## START Records for processing

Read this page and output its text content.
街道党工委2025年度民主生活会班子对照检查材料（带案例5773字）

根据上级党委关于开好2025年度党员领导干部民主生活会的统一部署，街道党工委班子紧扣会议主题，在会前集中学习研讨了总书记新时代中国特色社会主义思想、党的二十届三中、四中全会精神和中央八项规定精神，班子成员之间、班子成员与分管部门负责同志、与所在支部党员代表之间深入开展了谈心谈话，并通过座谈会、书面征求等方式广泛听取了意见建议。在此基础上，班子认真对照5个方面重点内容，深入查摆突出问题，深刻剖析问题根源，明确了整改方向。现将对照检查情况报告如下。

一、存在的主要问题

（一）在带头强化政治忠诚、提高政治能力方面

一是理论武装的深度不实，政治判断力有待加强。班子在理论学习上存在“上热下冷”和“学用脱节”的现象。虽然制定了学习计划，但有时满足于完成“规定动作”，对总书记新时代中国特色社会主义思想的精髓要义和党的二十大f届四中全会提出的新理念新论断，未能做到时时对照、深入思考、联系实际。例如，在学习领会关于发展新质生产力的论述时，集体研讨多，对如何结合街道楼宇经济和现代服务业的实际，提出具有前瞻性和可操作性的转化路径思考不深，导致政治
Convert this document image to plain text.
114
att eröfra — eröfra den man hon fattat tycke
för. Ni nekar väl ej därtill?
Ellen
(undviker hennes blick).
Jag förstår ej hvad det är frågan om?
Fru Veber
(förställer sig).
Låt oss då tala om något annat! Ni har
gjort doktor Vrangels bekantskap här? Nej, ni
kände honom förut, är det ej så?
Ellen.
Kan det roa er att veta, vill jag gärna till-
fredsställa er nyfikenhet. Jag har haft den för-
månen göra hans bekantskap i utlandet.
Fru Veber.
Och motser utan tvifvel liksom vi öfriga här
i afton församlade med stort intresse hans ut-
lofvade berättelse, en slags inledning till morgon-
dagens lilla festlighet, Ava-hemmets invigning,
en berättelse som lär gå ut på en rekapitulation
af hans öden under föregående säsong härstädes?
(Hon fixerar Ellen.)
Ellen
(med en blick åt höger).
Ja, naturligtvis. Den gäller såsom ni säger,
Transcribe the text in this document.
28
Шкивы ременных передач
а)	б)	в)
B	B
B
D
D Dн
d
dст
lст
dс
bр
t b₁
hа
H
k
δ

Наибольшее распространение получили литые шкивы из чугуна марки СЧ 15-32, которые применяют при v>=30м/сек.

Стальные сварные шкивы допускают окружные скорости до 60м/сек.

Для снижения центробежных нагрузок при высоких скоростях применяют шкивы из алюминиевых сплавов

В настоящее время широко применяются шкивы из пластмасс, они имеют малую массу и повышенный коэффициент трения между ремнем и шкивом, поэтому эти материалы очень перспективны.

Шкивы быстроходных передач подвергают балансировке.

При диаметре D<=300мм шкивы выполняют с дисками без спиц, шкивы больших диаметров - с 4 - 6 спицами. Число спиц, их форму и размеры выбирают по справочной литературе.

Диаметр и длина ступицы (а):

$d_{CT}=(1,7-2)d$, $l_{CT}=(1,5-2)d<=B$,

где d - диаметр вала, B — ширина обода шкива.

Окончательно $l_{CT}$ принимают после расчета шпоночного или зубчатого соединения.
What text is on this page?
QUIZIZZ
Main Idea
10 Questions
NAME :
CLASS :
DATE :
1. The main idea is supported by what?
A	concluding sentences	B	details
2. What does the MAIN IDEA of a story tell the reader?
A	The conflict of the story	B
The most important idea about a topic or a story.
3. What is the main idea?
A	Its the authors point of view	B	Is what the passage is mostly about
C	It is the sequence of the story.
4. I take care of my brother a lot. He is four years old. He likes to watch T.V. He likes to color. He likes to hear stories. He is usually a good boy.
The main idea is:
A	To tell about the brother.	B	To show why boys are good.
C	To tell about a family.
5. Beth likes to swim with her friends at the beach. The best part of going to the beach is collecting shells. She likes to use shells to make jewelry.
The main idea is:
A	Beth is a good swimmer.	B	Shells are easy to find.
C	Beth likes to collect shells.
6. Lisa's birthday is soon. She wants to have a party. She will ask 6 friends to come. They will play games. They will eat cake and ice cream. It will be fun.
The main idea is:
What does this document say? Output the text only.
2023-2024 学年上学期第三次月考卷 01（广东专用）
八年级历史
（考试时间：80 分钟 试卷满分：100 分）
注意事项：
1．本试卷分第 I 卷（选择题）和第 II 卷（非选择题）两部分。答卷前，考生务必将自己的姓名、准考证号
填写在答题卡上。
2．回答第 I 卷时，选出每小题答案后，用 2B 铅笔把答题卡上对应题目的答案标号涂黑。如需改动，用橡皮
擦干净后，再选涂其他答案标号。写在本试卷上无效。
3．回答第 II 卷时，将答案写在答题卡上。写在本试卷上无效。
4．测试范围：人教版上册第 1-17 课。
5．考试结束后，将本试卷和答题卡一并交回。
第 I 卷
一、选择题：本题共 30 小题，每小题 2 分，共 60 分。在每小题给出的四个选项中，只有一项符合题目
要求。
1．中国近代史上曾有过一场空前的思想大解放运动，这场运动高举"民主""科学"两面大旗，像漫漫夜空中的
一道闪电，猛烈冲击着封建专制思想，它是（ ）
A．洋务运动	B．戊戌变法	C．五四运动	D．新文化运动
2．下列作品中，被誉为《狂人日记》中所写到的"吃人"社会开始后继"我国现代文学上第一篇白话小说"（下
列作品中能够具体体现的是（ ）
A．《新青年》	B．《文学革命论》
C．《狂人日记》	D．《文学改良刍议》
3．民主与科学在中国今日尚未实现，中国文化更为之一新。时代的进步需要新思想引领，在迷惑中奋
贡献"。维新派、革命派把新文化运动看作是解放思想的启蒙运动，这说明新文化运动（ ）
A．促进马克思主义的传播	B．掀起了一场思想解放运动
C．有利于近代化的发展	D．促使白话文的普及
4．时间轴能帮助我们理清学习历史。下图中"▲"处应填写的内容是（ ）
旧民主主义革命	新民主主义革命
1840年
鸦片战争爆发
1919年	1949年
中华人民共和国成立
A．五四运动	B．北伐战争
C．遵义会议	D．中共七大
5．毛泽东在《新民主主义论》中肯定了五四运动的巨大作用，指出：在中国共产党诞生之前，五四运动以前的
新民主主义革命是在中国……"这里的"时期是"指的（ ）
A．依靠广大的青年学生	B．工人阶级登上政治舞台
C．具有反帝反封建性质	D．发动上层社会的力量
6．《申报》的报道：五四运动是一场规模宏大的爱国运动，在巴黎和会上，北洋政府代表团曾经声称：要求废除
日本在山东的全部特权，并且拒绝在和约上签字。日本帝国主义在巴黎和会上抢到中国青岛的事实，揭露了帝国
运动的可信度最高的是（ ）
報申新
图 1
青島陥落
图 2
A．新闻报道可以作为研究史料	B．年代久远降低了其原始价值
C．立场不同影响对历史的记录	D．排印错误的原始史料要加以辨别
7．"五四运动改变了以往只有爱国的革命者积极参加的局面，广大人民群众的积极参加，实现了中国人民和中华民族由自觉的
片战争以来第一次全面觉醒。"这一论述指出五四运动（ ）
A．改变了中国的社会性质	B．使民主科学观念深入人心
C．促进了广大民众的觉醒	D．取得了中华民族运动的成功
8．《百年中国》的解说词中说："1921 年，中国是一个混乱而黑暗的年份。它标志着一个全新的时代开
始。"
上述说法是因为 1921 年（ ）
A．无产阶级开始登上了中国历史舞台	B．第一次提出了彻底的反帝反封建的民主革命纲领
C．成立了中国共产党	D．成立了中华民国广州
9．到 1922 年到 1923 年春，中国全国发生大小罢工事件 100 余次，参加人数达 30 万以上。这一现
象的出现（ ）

## END Records for processing

What you are asked to do:
Show the lines from the data above that contain the string "tell".

Output of the task:
2. What does the MAIN IDEA of a story tell the reader?
A	To tell about the brother.	B	To show why boys are good.
C	To tell about a family.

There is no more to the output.